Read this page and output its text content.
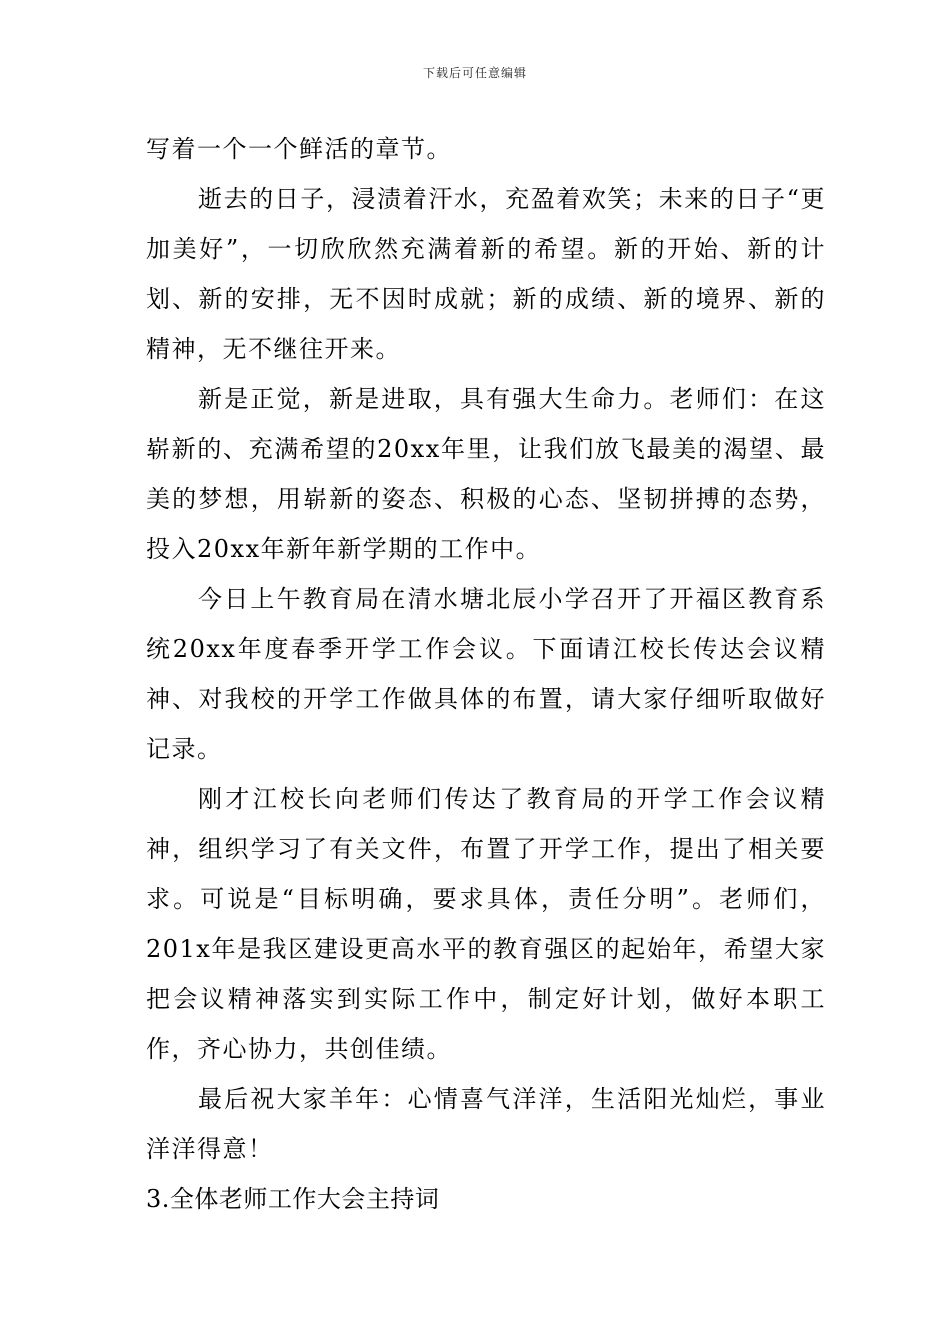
下载后可任意编辑

写着一个一个鲜活的章节。

逝去的日子，浸渍着汗水，充盈着欢笑；未来的日子“更加美好”，一切欣欣然充满着新的希望。新的开始、新的计划、新的安排，无不因时成就；新的成绩、新的境界、新的精神，无不继往开来。

新是正觉，新是进取，具有强大生命力。老师们：在这崭新的、充满希望的20xx年里，让我们放飞最美的渴望、最美的梦想，用崭新的姿态、积极的心态、坚韧拼搏的态势，投入20xx年新年新学期的工作中。

今日上午教育局在清水塘北辰小学召开了开福区教育系统20xx年度春季开学工作会议。下面请江校长传达会议精神、对我校的开学工作做具体的布置，请大家仔细听取做好记录。

刚才江校长向老师们传达了教育局的开学工作会议精神，组织学习了有关文件，布置了开学工作，提出了相关要求。可说是“目标明确，要求具体，责任分明”。老师们，201x年是我区建设更高水平的教育强区的起始年，希望大家把会议精神落实到实际工作中，制定好计划，做好本职工作，齐心协力，共创佳绩。

最后祝大家羊年：心情喜气洋洋，生活阳光灿烂，事业洋洋得意！

3.全体老师工作大会主持词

_____

Make a verbatim copy of all the entries and strip out the pictures.

• [The reply]:
Read this page and output its text content.
下载后可任意编辑

写着一个一个鲜活的章节。

逝去的日子，浸渍着汗水，充盈着欢笑；未来的日子“更加美好”，一切欣欣然充满着新的希望。新的开始、新的计划、新的安排，无不因时成就；新的成绩、新的境界、新的精神，无不继往开来。

新是正觉，新是进取，具有强大生命力。老师们：在这崭新的、充满希望的20xx年里，让我们放飞最美的渴望、最美的梦想，用崭新的姿态、积极的心态、坚韧拼搏的态势，投入20xx年新年新学期的工作中。

今日上午教育局在清水塘北辰小学召开了开福区教育系统20xx年度春季开学工作会议。下面请江校长传达会议精神、对我校的开学工作做具体的布置，请大家仔细听取做好记录。

刚才江校长向老师们传达了教育局的开学工作会议精神，组织学习了有关文件，布置了开学工作，提出了相关要求。可说是“目标明确，要求具体，责任分明”。老师们，201x年是我区建设更高水平的教育强区的起始年，希望大家把会议精神落实到实际工作中，制定好计划，做好本职工作，齐心协力，共创佳绩。

最后祝大家羊年：心情喜气洋洋，生活阳光灿烂，事业洋洋得意！

3.全体老师工作大会主持词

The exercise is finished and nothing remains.